▸ WORK TO COMPLETE: The data below should be restated word for word, with every picture omitted.

▸ RECORDS FOR THIS EXERCISE:
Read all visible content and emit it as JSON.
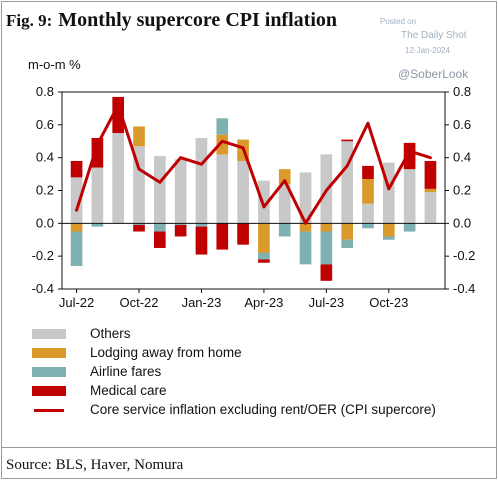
{
  "header": {
    "fig_label": "Fig. 9:",
    "title": "Monthly supercore CPI inflation"
  },
  "watermark": {
    "posted_on": "Posted on",
    "site": "The Daily Shot",
    "date": "12-Jan-2024",
    "handle": "@SoberLook"
  },
  "footer": {
    "source": "Source: BLS, Haver, Nomura"
  },
  "chart_data": {
    "type": "bar",
    "stacked": true,
    "ylabel": "m-o-m %",
    "ylim": [
      -0.4,
      0.8
    ],
    "yticks": [
      "0.8",
      "0.6",
      "0.4",
      "0.2",
      "0.0",
      "-0.2",
      "-0.4"
    ],
    "ytick_values": [
      0.8,
      0.6,
      0.4,
      0.2,
      0.0,
      -0.2,
      -0.4
    ],
    "xtick_labels": [
      {
        "label": "Jul-22",
        "index": 0
      },
      {
        "label": "Oct-22",
        "index": 3
      },
      {
        "label": "Jan-23",
        "index": 6
      },
      {
        "label": "Apr-23",
        "index": 9
      },
      {
        "label": "Jul-23",
        "index": 12
      },
      {
        "label": "Oct-23",
        "index": 15
      }
    ],
    "categories": [
      "Jul-22",
      "Aug-22",
      "Sep-22",
      "Oct-22",
      "Nov-22",
      "Dec-22",
      "Jan-23",
      "Feb-23",
      "Mar-23",
      "Apr-23",
      "May-23",
      "Jun-23",
      "Jul-23",
      "Aug-23",
      "Sep-23",
      "Oct-23",
      "Nov-23",
      "Dec-23"
    ],
    "series": [
      {
        "name": "Others",
        "kind": "bar",
        "color": "#c8c8c8",
        "values": [
          0.28,
          0.34,
          0.55,
          0.47,
          0.41,
          0.39,
          0.52,
          0.42,
          0.38,
          0.26,
          0.24,
          0.31,
          0.42,
          0.5,
          0.12,
          0.37,
          0.33,
          0.19
        ]
      },
      {
        "name": "Lodging away from home",
        "kind": "bar",
        "color": "#d99a2b",
        "values": [
          -0.05,
          0.0,
          0.0,
          0.12,
          0.0,
          0.0,
          0.0,
          0.12,
          0.13,
          -0.18,
          0.09,
          -0.05,
          -0.05,
          -0.1,
          0.15,
          -0.08,
          0.0,
          0.02
        ]
      },
      {
        "name": "Airline fares",
        "kind": "bar",
        "color": "#7fb1b1",
        "values": [
          -0.21,
          -0.02,
          0.0,
          -0.01,
          -0.05,
          -0.01,
          -0.02,
          0.1,
          0.0,
          -0.04,
          -0.08,
          -0.2,
          -0.2,
          -0.05,
          -0.03,
          -0.02,
          -0.05,
          0.0
        ]
      },
      {
        "name": "Medical care",
        "kind": "bar",
        "color": "#c00000",
        "values": [
          0.1,
          0.18,
          0.22,
          -0.04,
          -0.1,
          -0.07,
          -0.17,
          -0.16,
          -0.13,
          -0.02,
          0.0,
          0.0,
          -0.1,
          0.01,
          0.08,
          0.0,
          0.16,
          0.17
        ]
      },
      {
        "name": "Core service inflation excluding rent/OER (CPI supercore)",
        "kind": "line",
        "color": "#c00000",
        "values": [
          0.08,
          0.48,
          0.72,
          0.33,
          0.25,
          0.4,
          0.36,
          0.5,
          0.46,
          0.1,
          0.26,
          0.0,
          0.2,
          0.35,
          0.61,
          0.21,
          0.44,
          0.4
        ]
      }
    ],
    "legend_position": "bottom-left",
    "grid": false
  }
}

▸ CORRECT RESPONSE:
Read all visible content and emit it as JSON.
{
  "header": {
    "fig_label": "Fig. 9:",
    "title": "Monthly supercore CPI inflation"
  },
  "watermark": {
    "posted_on": "Posted on",
    "site": "The Daily Shot",
    "date": "12-Jan-2024",
    "handle": "@SoberLook"
  },
  "footer": {
    "source": "Source: BLS, Haver, Nomura"
  },
  "chart_data": {
    "type": "bar",
    "stacked": true,
    "ylabel": "m-o-m %",
    "ylim": [
      -0.4,
      0.8
    ],
    "yticks": [
      "0.8",
      "0.6",
      "0.4",
      "0.2",
      "0.0",
      "-0.2",
      "-0.4"
    ],
    "ytick_values": [
      0.8,
      0.6,
      0.4,
      0.2,
      0.0,
      -0.2,
      -0.4
    ],
    "xtick_labels": [
      {
        "label": "Jul-22",
        "index": 0
      },
      {
        "label": "Oct-22",
        "index": 3
      },
      {
        "label": "Jan-23",
        "index": 6
      },
      {
        "label": "Apr-23",
        "index": 9
      },
      {
        "label": "Jul-23",
        "index": 12
      },
      {
        "label": "Oct-23",
        "index": 15
      }
    ],
    "categories": [
      "Jul-22",
      "Aug-22",
      "Sep-22",
      "Oct-22",
      "Nov-22",
      "Dec-22",
      "Jan-23",
      "Feb-23",
      "Mar-23",
      "Apr-23",
      "May-23",
      "Jun-23",
      "Jul-23",
      "Aug-23",
      "Sep-23",
      "Oct-23",
      "Nov-23",
      "Dec-23"
    ],
    "series": [
      {
        "name": "Others",
        "kind": "bar",
        "color": "#c8c8c8",
        "values": [
          0.28,
          0.34,
          0.55,
          0.47,
          0.41,
          0.39,
          0.52,
          0.42,
          0.38,
          0.26,
          0.24,
          0.31,
          0.42,
          0.5,
          0.12,
          0.37,
          0.33,
          0.19
        ]
      },
      {
        "name": "Lodging away from home",
        "kind": "bar",
        "color": "#d99a2b",
        "values": [
          -0.05,
          0.0,
          0.0,
          0.12,
          0.0,
          0.0,
          0.0,
          0.12,
          0.13,
          -0.18,
          0.09,
          -0.05,
          -0.05,
          -0.1,
          0.15,
          -0.08,
          0.0,
          0.02
        ]
      },
      {
        "name": "Airline fares",
        "kind": "bar",
        "color": "#7fb1b1",
        "values": [
          -0.21,
          -0.02,
          0.0,
          -0.01,
          -0.05,
          -0.01,
          -0.02,
          0.1,
          0.0,
          -0.04,
          -0.08,
          -0.2,
          -0.2,
          -0.05,
          -0.03,
          -0.02,
          -0.05,
          0.0
        ]
      },
      {
        "name": "Medical care",
        "kind": "bar",
        "color": "#c00000",
        "values": [
          0.1,
          0.18,
          0.22,
          -0.04,
          -0.1,
          -0.07,
          -0.17,
          -0.16,
          -0.13,
          -0.02,
          0.0,
          0.0,
          -0.1,
          0.01,
          0.08,
          0.0,
          0.16,
          0.17
        ]
      },
      {
        "name": "Core service inflation excluding rent/OER (CPI supercore)",
        "kind": "line",
        "color": "#c00000",
        "values": [
          0.08,
          0.48,
          0.72,
          0.33,
          0.25,
          0.4,
          0.36,
          0.5,
          0.46,
          0.1,
          0.26,
          0.0,
          0.2,
          0.35,
          0.61,
          0.21,
          0.44,
          0.4
        ]
      }
    ],
    "legend_position": "bottom-left",
    "grid": false
  }
}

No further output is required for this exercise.